Items listed in a dataset:
-*-*-

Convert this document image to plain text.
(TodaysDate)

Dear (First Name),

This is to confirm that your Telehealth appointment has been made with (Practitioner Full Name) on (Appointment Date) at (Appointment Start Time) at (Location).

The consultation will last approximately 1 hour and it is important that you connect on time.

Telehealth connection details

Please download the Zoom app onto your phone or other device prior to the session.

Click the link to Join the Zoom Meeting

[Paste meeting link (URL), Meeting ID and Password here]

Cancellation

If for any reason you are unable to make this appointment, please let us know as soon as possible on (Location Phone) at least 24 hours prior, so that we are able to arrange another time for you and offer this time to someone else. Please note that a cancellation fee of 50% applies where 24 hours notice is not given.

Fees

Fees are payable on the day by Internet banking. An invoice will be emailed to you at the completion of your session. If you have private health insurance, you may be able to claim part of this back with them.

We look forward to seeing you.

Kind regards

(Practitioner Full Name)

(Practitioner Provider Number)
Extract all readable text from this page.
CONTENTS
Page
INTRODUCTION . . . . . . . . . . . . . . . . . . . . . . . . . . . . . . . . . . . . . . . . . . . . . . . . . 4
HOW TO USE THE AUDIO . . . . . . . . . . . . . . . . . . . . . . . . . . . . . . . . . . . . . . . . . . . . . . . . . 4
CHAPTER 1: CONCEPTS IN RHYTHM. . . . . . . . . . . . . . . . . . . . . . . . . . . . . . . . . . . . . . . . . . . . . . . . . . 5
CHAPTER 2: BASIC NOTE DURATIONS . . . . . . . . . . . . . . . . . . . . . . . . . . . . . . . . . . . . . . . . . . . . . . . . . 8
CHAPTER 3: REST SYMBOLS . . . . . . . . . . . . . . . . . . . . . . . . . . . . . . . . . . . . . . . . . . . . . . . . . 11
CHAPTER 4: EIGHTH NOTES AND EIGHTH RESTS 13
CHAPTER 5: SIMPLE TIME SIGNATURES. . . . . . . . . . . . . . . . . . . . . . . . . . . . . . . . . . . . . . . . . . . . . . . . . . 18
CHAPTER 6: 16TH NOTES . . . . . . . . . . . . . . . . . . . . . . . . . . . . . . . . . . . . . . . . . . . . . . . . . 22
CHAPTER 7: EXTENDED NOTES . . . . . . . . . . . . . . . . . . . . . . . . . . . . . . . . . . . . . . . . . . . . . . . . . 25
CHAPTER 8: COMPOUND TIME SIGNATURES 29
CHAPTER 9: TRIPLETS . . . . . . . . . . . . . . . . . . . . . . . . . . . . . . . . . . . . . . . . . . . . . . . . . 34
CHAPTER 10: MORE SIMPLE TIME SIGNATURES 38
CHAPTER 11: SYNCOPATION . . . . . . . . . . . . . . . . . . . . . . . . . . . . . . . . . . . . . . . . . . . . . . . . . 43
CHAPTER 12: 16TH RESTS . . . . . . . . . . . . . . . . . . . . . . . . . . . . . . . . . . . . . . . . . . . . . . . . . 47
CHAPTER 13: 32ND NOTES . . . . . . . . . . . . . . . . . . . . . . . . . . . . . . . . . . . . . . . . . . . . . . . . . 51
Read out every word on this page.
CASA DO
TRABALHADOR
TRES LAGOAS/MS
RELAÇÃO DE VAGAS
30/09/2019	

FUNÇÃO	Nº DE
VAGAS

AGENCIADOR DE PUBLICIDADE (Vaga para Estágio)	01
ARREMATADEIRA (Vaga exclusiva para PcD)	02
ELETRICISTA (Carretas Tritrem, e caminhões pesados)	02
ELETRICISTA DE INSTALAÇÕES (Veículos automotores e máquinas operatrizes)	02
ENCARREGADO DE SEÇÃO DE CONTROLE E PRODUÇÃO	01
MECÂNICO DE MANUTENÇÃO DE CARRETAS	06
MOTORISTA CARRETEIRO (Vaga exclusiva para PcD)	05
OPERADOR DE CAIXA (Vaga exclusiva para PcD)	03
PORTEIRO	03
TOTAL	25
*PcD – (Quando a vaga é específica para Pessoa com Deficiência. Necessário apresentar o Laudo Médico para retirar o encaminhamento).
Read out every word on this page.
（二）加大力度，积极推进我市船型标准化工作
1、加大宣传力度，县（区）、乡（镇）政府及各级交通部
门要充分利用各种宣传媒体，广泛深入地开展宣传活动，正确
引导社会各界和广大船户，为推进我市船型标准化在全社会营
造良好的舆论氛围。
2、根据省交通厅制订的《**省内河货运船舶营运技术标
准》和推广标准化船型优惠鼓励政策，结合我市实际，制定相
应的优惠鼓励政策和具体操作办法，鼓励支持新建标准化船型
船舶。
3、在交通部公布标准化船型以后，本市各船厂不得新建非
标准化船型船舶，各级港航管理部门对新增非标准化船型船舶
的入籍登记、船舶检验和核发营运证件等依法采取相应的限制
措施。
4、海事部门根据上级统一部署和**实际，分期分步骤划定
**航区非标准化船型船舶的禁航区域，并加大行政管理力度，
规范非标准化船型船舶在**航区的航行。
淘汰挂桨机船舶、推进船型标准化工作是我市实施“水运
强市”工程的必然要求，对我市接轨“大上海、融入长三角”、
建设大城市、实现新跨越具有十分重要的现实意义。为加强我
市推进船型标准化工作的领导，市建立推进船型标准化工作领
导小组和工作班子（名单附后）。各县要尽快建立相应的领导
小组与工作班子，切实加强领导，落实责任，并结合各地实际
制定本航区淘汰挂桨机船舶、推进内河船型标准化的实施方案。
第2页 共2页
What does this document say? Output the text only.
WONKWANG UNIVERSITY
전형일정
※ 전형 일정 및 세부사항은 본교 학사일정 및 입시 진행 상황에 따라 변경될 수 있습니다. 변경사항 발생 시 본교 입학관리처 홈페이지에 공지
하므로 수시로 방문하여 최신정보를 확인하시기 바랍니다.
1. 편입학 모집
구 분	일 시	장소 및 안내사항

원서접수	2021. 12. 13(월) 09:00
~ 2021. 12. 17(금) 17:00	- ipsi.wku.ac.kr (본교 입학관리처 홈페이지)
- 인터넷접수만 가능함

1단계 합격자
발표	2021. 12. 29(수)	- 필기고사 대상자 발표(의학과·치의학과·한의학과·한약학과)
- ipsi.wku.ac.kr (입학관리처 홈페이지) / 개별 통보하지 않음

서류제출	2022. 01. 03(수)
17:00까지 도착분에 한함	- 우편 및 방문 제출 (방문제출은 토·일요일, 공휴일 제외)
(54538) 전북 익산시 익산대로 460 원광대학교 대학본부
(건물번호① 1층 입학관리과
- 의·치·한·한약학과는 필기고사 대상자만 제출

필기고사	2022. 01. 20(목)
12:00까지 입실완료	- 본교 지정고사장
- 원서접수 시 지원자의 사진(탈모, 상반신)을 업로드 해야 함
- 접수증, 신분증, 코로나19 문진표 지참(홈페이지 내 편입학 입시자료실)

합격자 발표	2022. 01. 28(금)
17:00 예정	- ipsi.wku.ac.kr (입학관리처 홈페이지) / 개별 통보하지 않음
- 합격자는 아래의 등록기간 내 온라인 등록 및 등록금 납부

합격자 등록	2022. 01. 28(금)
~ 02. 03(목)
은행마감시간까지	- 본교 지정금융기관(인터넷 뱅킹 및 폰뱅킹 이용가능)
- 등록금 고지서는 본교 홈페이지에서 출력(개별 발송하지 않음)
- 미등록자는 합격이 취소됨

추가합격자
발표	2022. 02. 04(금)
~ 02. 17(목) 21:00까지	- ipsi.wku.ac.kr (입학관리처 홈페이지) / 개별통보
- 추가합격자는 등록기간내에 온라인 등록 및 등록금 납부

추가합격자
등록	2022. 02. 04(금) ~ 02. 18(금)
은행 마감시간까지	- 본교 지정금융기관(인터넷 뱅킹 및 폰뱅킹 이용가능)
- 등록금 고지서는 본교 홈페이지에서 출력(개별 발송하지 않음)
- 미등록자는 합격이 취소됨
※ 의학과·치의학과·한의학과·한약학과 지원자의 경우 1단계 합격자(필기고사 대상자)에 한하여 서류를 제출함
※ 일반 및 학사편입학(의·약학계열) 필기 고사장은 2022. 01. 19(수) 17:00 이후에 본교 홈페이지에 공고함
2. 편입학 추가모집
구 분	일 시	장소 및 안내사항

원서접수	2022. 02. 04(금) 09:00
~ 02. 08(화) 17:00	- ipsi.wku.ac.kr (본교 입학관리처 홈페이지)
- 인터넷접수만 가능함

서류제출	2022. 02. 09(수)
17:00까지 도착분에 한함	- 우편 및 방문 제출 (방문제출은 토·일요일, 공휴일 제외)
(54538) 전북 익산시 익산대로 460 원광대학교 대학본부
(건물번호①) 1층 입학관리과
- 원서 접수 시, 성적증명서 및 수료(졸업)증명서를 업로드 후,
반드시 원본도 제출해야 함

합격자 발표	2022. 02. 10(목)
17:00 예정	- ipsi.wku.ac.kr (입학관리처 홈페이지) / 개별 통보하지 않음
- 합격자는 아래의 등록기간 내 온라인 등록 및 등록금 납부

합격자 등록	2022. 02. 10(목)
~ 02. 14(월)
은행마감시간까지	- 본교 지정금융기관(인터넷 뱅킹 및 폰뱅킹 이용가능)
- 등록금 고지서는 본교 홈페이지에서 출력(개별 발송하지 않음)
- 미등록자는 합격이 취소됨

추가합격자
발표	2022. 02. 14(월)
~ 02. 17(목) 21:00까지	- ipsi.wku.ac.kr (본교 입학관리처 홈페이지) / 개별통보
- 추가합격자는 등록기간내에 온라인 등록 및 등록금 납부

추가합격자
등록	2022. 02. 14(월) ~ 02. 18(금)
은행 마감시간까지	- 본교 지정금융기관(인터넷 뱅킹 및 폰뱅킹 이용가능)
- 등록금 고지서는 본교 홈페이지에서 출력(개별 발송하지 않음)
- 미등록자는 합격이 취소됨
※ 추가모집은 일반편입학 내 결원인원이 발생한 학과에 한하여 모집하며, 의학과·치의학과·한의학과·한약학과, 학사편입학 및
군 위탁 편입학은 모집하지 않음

-*-*-

> TASK INSTRUCTIONS:
Isolate the lines that hold the word "session" and copy all of them.

> COMPLETED TASK:
Please download the Zoom app onto your phone or other device prior to the session.
Fees are payable on the day by Internet banking. An invoice will be emailed to you at the completion of your session. If you have private health insurance, you may be able to claim part of this back with them.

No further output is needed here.